Reproduce the whole listing, character for character.

——————————

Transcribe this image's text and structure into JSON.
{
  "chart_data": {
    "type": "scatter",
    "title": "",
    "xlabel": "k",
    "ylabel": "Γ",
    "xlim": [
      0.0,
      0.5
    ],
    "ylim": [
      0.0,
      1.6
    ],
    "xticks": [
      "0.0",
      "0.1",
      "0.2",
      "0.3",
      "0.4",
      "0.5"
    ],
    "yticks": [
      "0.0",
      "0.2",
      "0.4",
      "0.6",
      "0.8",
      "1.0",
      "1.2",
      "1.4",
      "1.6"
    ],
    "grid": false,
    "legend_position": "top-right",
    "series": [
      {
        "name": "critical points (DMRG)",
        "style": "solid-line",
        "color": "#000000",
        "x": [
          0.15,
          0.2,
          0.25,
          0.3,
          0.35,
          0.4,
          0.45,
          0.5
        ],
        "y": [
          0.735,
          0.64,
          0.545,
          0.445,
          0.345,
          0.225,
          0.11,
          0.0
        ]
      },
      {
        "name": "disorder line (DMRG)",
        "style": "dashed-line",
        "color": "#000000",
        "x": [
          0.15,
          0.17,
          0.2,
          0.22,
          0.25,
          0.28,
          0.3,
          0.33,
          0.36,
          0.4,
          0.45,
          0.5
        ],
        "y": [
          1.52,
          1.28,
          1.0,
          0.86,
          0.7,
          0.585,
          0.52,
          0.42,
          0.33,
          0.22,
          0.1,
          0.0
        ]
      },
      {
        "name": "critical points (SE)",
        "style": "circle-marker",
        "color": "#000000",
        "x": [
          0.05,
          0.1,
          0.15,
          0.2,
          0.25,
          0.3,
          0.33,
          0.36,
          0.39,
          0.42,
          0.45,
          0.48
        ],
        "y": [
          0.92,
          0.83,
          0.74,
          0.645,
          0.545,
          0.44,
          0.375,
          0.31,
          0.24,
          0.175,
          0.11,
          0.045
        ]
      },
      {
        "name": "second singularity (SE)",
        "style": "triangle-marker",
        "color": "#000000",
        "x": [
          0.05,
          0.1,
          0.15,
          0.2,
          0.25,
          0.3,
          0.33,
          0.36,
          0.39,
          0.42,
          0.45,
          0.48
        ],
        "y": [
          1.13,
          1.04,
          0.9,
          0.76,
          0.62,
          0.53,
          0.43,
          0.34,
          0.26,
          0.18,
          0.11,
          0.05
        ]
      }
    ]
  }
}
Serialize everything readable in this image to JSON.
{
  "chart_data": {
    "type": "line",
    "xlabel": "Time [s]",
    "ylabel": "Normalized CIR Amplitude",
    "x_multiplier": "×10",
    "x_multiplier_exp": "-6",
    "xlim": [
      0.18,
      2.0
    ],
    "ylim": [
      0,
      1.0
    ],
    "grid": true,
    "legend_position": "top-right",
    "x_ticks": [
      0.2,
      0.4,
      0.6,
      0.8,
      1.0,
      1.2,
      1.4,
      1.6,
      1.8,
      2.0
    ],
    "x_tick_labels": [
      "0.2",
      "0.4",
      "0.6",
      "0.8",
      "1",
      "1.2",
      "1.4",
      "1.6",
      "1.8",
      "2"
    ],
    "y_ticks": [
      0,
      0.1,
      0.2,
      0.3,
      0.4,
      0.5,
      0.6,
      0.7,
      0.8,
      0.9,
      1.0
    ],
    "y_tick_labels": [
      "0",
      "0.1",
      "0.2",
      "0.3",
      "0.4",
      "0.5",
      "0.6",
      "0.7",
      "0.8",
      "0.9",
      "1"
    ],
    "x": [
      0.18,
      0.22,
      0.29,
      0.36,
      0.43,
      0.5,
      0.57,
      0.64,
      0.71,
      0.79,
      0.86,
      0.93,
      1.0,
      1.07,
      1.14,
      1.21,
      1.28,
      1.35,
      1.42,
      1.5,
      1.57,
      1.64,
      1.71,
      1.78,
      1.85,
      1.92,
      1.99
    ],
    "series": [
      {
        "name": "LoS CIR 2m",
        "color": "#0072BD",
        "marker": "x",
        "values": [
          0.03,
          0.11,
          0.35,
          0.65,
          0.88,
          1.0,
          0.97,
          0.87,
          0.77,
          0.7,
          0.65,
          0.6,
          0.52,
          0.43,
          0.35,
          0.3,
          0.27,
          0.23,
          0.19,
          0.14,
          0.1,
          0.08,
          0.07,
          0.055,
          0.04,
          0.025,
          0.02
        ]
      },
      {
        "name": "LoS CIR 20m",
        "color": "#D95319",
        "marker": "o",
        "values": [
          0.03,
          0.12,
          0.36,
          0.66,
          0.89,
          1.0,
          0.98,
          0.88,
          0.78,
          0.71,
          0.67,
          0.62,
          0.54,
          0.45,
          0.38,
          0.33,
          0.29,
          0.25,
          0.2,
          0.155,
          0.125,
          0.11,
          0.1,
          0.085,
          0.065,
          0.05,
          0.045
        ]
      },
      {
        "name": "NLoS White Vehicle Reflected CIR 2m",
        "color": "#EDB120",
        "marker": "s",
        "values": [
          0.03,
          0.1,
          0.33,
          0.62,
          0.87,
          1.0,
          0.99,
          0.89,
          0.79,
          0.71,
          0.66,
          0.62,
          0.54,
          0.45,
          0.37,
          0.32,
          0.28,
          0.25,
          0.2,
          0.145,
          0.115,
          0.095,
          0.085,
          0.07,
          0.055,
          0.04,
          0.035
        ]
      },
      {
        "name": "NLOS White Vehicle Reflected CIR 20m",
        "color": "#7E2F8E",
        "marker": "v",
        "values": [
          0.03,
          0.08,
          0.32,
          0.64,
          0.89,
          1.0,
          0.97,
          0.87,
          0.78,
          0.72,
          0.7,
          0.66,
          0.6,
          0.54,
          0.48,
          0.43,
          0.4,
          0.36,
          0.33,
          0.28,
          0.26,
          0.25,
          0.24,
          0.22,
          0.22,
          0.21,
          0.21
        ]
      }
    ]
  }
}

——————————

> Result
Transcribe this image's text and structure into JSON.
{
  "chart_data": {
    "type": "scatter",
    "title": "",
    "xlabel": "k",
    "ylabel": "Γ",
    "xlim": [
      0.0,
      0.5
    ],
    "ylim": [
      0.0,
      1.6
    ],
    "xticks": [
      "0.0",
      "0.1",
      "0.2",
      "0.3",
      "0.4",
      "0.5"
    ],
    "yticks": [
      "0.0",
      "0.2",
      "0.4",
      "0.6",
      "0.8",
      "1.0",
      "1.2",
      "1.4",
      "1.6"
    ],
    "grid": false,
    "legend_position": "top-right",
    "series": [
      {
        "name": "critical points (DMRG)",
        "style": "solid-line",
        "color": "#000000",
        "x": [
          0.15,
          0.2,
          0.25,
          0.3,
          0.35,
          0.4,
          0.45,
          0.5
        ],
        "y": [
          0.735,
          0.64,
          0.545,
          0.445,
          0.345,
          0.225,
          0.11,
          0.0
        ]
      },
      {
        "name": "disorder line (DMRG)",
        "style": "dashed-line",
        "color": "#000000",
        "x": [
          0.15,
          0.17,
          0.2,
          0.22,
          0.25,
          0.28,
          0.3,
          0.33,
          0.36,
          0.4,
          0.45,
          0.5
        ],
        "y": [
          1.52,
          1.28,
          1.0,
          0.86,
          0.7,
          0.585,
          0.52,
          0.42,
          0.33,
          0.22,
          0.1,
          0.0
        ]
      },
      {
        "name": "critical points (SE)",
        "style": "circle-marker",
        "color": "#000000",
        "x": [
          0.05,
          0.1,
          0.15,
          0.2,
          0.25,
          0.3,
          0.33,
          0.36,
          0.39,
          0.42,
          0.45,
          0.48
        ],
        "y": [
          0.92,
          0.83,
          0.74,
          0.645,
          0.545,
          0.44,
          0.375,
          0.31,
          0.24,
          0.175,
          0.11,
          0.045
        ]
      },
      {
        "name": "second singularity (SE)",
        "style": "triangle-marker",
        "color": "#000000",
        "x": [
          0.05,
          0.1,
          0.15,
          0.2,
          0.25,
          0.3,
          0.33,
          0.36,
          0.39,
          0.42,
          0.45,
          0.48
        ],
        "y": [
          1.13,
          1.04,
          0.9,
          0.76,
          0.62,
          0.53,
          0.43,
          0.34,
          0.26,
          0.18,
          0.11,
          0.05
        ]
      }
    ]
  }
}
Serialize everything readable in this image to JSON.
{
  "chart_data": {
    "type": "line",
    "xlabel": "Time [s]",
    "ylabel": "Normalized CIR Amplitude",
    "x_multiplier": "×10",
    "x_multiplier_exp": "-6",
    "xlim": [
      0.18,
      2.0
    ],
    "ylim": [
      0,
      1.0
    ],
    "grid": true,
    "legend_position": "top-right",
    "x_ticks": [
      0.2,
      0.4,
      0.6,
      0.8,
      1.0,
      1.2,
      1.4,
      1.6,
      1.8,
      2.0
    ],
    "x_tick_labels": [
      "0.2",
      "0.4",
      "0.6",
      "0.8",
      "1",
      "1.2",
      "1.4",
      "1.6",
      "1.8",
      "2"
    ],
    "y_ticks": [
      0,
      0.1,
      0.2,
      0.3,
      0.4,
      0.5,
      0.6,
      0.7,
      0.8,
      0.9,
      1.0
    ],
    "y_tick_labels": [
      "0",
      "0.1",
      "0.2",
      "0.3",
      "0.4",
      "0.5",
      "0.6",
      "0.7",
      "0.8",
      "0.9",
      "1"
    ],
    "x": [
      0.18,
      0.22,
      0.29,
      0.36,
      0.43,
      0.5,
      0.57,
      0.64,
      0.71,
      0.79,
      0.86,
      0.93,
      1.0,
      1.07,
      1.14,
      1.21,
      1.28,
      1.35,
      1.42,
      1.5,
      1.57,
      1.64,
      1.71,
      1.78,
      1.85,
      1.92,
      1.99
    ],
    "series": [
      {
        "name": "LoS CIR 2m",
        "color": "#0072BD",
        "marker": "x",
        "values": [
          0.03,
          0.11,
          0.35,
          0.65,
          0.88,
          1.0,
          0.97,
          0.87,
          0.77,
          0.7,
          0.65,
          0.6,
          0.52,
          0.43,
          0.35,
          0.3,
          0.27,
          0.23,
          0.19,
          0.14,
          0.1,
          0.08,
          0.07,
          0.055,
          0.04,
          0.025,
          0.02
        ]
      },
      {
        "name": "LoS CIR 20m",
        "color": "#D95319",
        "marker": "o",
        "values": [
          0.03,
          0.12,
          0.36,
          0.66,
          0.89,
          1.0,
          0.98,
          0.88,
          0.78,
          0.71,
          0.67,
          0.62,
          0.54,
          0.45,
          0.38,
          0.33,
          0.29,
          0.25,
          0.2,
          0.155,
          0.125,
          0.11,
          0.1,
          0.085,
          0.065,
          0.05,
          0.045
        ]
      },
      {
        "name": "NLoS White Vehicle Reflected CIR 2m",
        "color": "#EDB120",
        "marker": "s",
        "values": [
          0.03,
          0.1,
          0.33,
          0.62,
          0.87,
          1.0,
          0.99,
          0.89,
          0.79,
          0.71,
          0.66,
          0.62,
          0.54,
          0.45,
          0.37,
          0.32,
          0.28,
          0.25,
          0.2,
          0.145,
          0.115,
          0.095,
          0.085,
          0.07,
          0.055,
          0.04,
          0.035
        ]
      },
      {
        "name": "NLOS White Vehicle Reflected CIR 20m",
        "color": "#7E2F8E",
        "marker": "v",
        "values": [
          0.03,
          0.08,
          0.32,
          0.64,
          0.89,
          1.0,
          0.97,
          0.87,
          0.78,
          0.72,
          0.7,
          0.66,
          0.6,
          0.54,
          0.48,
          0.43,
          0.4,
          0.36,
          0.33,
          0.28,
          0.26,
          0.25,
          0.24,
          0.22,
          0.22,
          0.21,
          0.21
        ]
      }
    ]
  }
}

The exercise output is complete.